** WHAT THE TASK REQUIRES **
Format the records from the line containing "x-tick-label: 2022W48 <box>1755" through the line containing "x-tick-label: 2002W52 <box>423" as a JSON list of strings, one string per line, with blank lines left out. Include only those lines.

** INPUT DATA **
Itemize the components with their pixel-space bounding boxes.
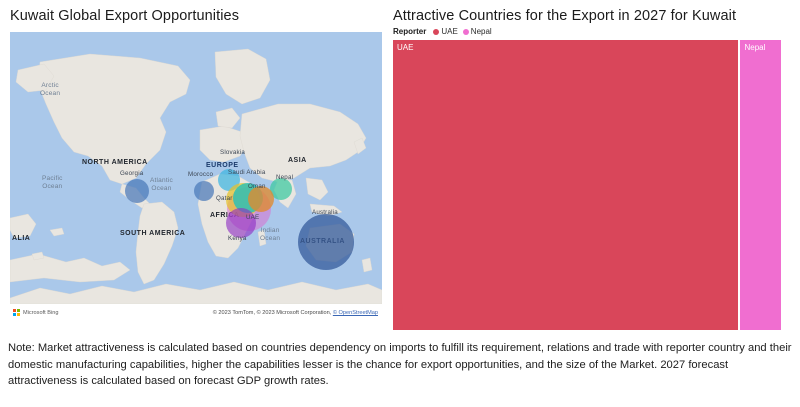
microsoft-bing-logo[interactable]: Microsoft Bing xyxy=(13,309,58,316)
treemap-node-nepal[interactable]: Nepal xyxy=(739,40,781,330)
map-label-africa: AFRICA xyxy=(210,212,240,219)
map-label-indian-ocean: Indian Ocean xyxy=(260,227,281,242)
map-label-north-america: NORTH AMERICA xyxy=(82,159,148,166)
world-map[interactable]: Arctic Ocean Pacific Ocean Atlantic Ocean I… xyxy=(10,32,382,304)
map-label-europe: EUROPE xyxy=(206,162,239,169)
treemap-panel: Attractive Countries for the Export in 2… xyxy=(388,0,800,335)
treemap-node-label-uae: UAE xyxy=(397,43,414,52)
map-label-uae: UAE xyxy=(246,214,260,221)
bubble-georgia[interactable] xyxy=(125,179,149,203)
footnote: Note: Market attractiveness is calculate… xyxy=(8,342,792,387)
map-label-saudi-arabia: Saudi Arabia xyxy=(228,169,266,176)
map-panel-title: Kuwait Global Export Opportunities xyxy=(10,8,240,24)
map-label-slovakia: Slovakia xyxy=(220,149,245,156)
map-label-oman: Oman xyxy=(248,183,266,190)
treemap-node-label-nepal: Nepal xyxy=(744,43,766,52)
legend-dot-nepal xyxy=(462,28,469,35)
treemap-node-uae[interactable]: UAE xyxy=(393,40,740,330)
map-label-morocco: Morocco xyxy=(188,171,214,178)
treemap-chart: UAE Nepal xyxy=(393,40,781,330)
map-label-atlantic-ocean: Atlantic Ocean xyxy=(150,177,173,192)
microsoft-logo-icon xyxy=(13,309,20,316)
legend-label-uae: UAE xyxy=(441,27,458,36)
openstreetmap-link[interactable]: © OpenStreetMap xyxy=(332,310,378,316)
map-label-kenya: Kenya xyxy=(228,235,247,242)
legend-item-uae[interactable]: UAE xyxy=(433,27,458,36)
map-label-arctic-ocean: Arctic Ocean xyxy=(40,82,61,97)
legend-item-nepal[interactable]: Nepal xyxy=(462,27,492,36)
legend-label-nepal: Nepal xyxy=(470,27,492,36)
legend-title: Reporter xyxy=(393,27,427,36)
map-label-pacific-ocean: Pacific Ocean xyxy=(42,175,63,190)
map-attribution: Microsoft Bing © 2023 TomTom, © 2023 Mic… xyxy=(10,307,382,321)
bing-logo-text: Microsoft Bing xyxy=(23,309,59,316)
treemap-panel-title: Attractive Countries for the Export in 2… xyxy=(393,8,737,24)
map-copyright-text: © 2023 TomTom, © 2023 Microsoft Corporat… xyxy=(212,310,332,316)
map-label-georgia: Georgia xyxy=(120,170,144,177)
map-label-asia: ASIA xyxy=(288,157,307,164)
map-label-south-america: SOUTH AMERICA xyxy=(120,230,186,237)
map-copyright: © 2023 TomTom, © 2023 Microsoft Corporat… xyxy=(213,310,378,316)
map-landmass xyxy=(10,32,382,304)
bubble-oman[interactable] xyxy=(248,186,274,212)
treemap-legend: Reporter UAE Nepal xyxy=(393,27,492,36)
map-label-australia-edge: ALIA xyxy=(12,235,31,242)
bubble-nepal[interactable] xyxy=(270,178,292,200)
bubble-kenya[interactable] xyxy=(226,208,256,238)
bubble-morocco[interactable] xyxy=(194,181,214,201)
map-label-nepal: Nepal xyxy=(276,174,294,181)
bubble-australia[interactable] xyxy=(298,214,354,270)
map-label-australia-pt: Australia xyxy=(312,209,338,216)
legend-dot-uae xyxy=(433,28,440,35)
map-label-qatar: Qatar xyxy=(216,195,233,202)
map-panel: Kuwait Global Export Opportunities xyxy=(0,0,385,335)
==
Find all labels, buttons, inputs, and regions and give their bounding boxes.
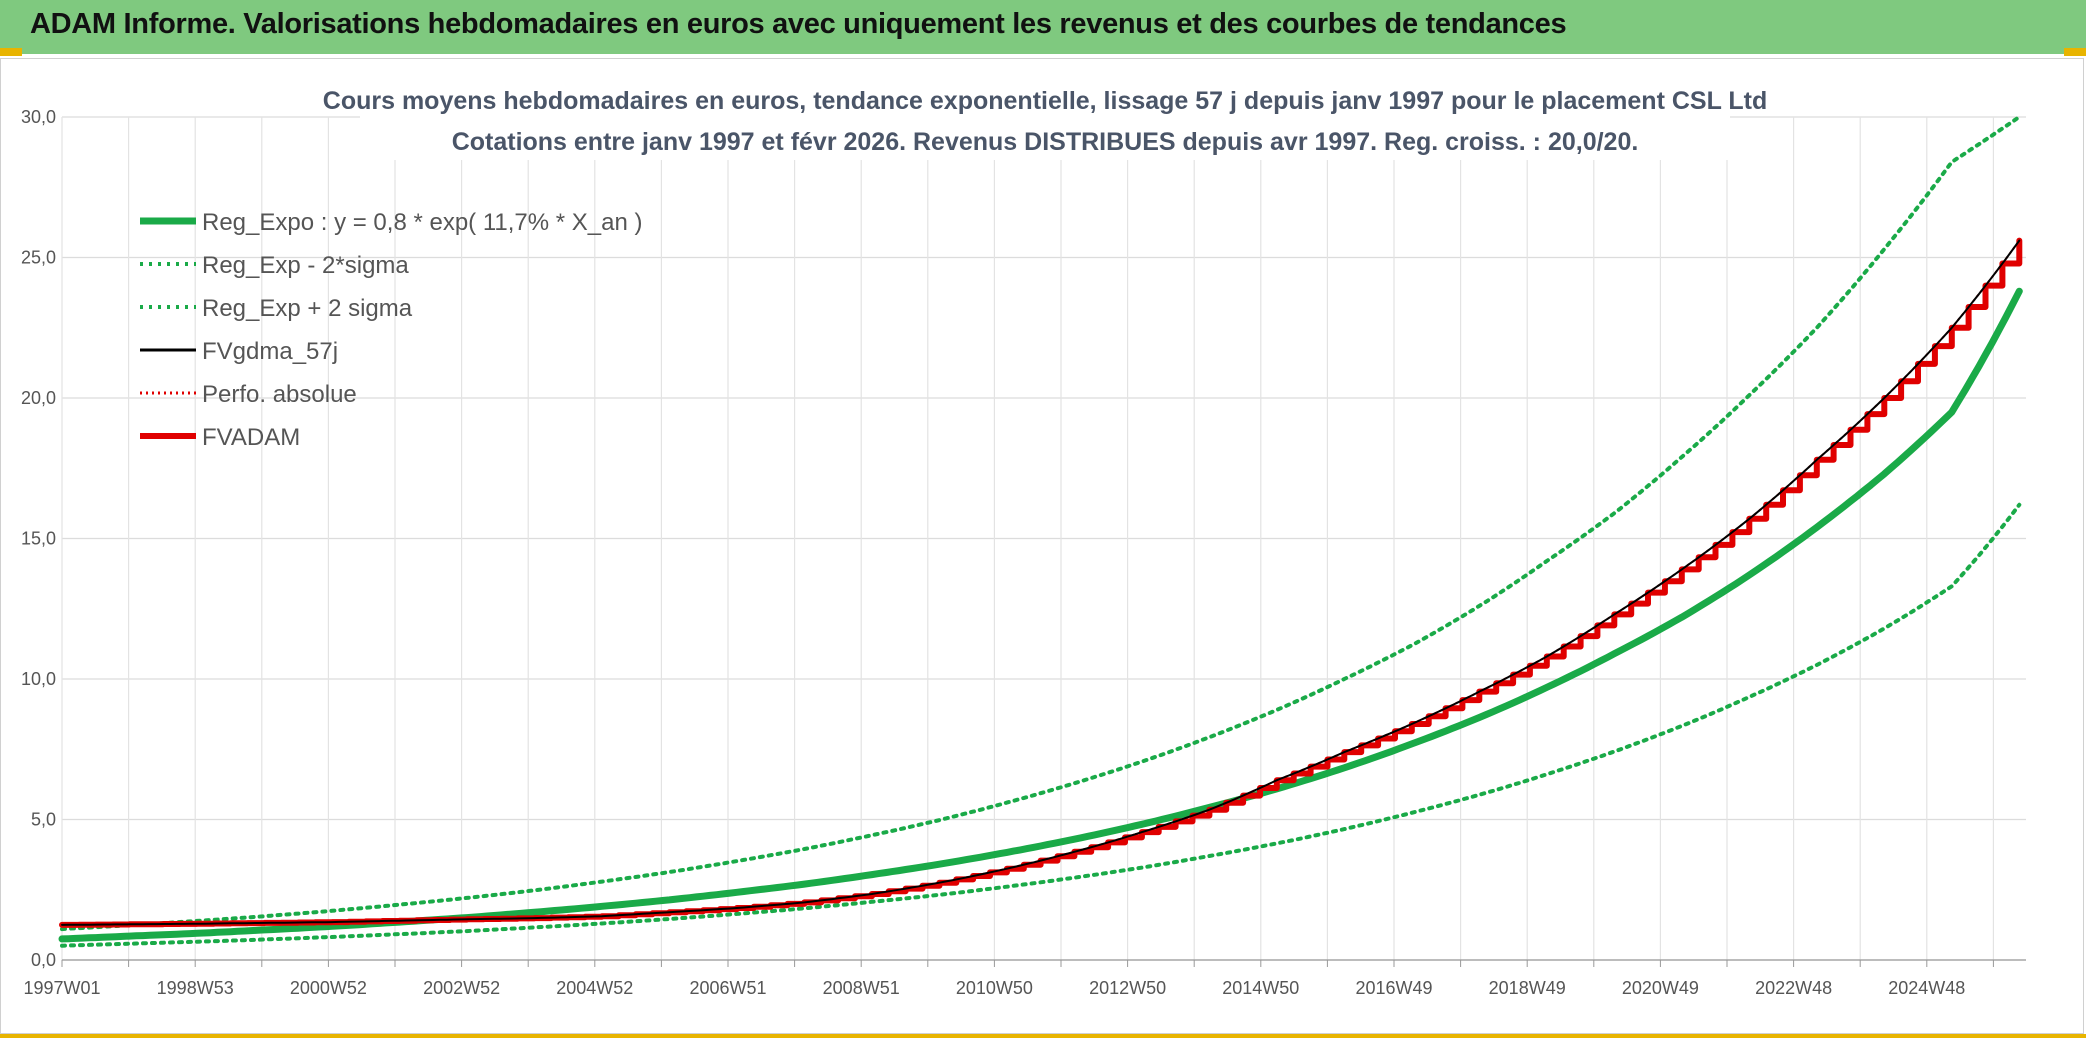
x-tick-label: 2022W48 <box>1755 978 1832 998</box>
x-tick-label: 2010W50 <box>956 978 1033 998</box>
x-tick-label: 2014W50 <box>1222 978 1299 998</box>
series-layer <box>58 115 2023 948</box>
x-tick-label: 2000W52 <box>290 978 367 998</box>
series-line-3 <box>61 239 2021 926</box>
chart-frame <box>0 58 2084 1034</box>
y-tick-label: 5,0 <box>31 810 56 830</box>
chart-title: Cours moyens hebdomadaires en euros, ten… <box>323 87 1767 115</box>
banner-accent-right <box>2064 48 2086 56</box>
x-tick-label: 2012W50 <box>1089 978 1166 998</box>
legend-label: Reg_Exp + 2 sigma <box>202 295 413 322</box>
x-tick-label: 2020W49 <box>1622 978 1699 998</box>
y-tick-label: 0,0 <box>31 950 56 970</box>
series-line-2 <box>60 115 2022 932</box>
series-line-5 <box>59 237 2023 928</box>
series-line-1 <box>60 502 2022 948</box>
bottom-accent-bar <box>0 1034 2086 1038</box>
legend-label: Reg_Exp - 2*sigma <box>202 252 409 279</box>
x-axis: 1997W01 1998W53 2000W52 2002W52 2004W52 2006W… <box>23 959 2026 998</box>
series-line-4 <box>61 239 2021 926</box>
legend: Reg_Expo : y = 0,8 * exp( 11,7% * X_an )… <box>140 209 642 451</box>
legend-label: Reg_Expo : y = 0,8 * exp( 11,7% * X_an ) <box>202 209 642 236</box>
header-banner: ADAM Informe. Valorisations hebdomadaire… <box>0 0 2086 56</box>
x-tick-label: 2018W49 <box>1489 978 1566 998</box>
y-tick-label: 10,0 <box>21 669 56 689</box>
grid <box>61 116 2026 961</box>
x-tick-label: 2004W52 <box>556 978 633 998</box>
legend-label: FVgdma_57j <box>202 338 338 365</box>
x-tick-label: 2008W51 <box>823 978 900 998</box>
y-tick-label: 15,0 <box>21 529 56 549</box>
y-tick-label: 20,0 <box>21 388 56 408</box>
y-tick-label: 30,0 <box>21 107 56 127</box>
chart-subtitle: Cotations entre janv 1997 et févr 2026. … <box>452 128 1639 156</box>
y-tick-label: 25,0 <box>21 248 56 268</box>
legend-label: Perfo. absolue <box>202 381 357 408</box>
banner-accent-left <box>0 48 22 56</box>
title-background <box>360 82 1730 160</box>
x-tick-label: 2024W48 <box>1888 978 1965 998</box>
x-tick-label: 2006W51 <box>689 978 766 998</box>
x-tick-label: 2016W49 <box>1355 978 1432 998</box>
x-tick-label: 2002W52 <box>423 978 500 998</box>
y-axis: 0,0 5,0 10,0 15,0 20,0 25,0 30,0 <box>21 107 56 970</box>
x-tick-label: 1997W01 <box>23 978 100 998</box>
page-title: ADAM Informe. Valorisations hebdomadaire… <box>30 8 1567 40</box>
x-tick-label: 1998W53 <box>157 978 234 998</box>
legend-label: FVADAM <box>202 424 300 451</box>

** IN RESPONSE **
[
  "x-tick-label: 2022W48 <box>1755 978 1832 998</box>",
  "x-tick-label: 2010W50 <box>956 978 1033 998</box>",
  "x-tick-label: 2014W50 <box>1222 978 1299 998</box>",
  "series-layer <box>58 115 2023 948</box>",
  "x-tick-label: 2000W52 <box>290 978 367 998</box>",
  "series-line-3 <box>61 239 2021 926</box>",
  "chart-frame <box>0 58 2084 1034</box>",
  "y-tick-label: 5,0 <box>31 810 56 830</box>",
  "chart-title: Cours moyens hebdomadaires en euros, ten… <box>323 87 1767 115</box>",
  "banner-accent-right <box>2064 48 2086 56</box>",
  "x-tick-label: 2012W50 <box>1089 978 1166 998</box>",
  "legend-label: Reg_Exp + 2 sigma <box>202 295 413 322</box>",
  "x-tick-label: 2020W49 <box>1622 978 1699 998</box>",
  "y-tick-label: 0,0 <box>31 950 56 970</box>",
  "series-line-2 <box>60 115 2022 932</box>",
  "series-line-5 <box>59 237 2023 928</box>",
  "series-line-1 <box>60 502 2022 948</box>",
  "bottom-accent-bar <box>0 1034 2086 1038</box>",
  "legend-label: Reg_Exp - 2*sigma <box>202 252 409 279</box>",
  "x-axis: 1997W01 1998W53 2000W52 2002W52 2004W52 2006W… <box>23 959 2026 998</box>",
  "series-line-4 <box>61 239 2021 926</box>",
  "legend: Reg_Expo : y = 0,8 * exp( 11,7% * X_an )… <box>140 209 642 451</box>",
  "legend-label: Reg_Expo : y = 0,8 * exp( 11,7% * X_an ) <box>202 209 642 236</box>",
  "header-banner: ADAM Informe. Valorisations hebdomadaire… <box>0 0 2086 56</box>",
  "x-tick-label: 2018W49 <box>1489 978 1566 998</box>",
  "y-tick-label: 10,0 <box>21 669 56 689</box>",
  "grid <box>61 116 2026 961</box>",
  "x-tick-label: 2004W52 <box>556 978 633 998</box>",
  "legend-label: FVgdma_57j <box>202 338 338 365</box>",
  "x-tick-label: 2008W51 <box>823 978 900 998</box>",
  "y-tick-label: 15,0 <box>21 529 56 549</box>",
  "y-tick-label: 20,0 <box>21 388 56 408</box>",
  "y-tick-label: 30,0 <box>21 107 56 127</box>",
  "chart-subtitle: Cotations entre janv 1997 et févr 2026. … <box>452 128 1639 156</box>",
  "y-tick-label: 25,0 <box>21 248 56 268</box>",
  "legend-label: Perfo. absolue <box>202 381 357 408</box>",
  "banner-accent-left <box>0 48 22 56</box>",
  "title-background <box>360 82 1730 160</box>",
  "x-tick-label: 2024W48 <box>1888 978 1965 998</box>",
  "x-tick-label: 2006W51 <box>689 978 766 998</box>",
  "x-tick-label: 2016W49 <box>1355 978 1432 998</box>",
  "x-tick-label: 2002W52 <box>423 978 500 998</box>"
]